[start Rows]
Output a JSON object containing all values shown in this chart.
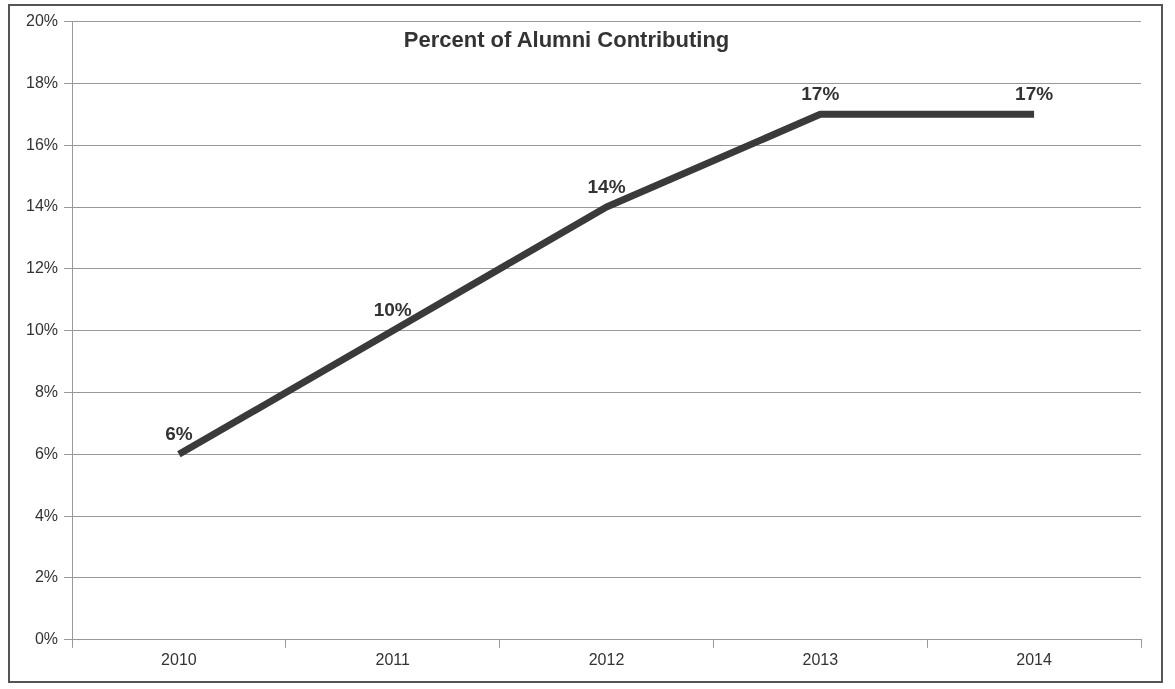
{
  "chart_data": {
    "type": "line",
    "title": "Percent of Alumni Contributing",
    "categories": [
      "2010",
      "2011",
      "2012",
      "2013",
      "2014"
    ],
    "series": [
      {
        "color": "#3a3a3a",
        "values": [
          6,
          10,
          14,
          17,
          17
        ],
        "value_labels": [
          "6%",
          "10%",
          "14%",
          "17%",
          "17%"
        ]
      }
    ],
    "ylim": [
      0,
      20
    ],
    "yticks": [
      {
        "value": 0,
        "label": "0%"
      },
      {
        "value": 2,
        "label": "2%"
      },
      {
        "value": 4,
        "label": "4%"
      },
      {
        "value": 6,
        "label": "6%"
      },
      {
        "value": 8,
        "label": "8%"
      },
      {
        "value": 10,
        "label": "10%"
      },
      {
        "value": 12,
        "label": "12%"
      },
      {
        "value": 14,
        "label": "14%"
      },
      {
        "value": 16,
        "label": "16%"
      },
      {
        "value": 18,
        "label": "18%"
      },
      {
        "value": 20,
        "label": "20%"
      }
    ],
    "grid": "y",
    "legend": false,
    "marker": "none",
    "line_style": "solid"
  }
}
[end Rows]
- **Your objective**:
Work out the count of lines containing the word "values", then write only that count.

- **Final result**:
2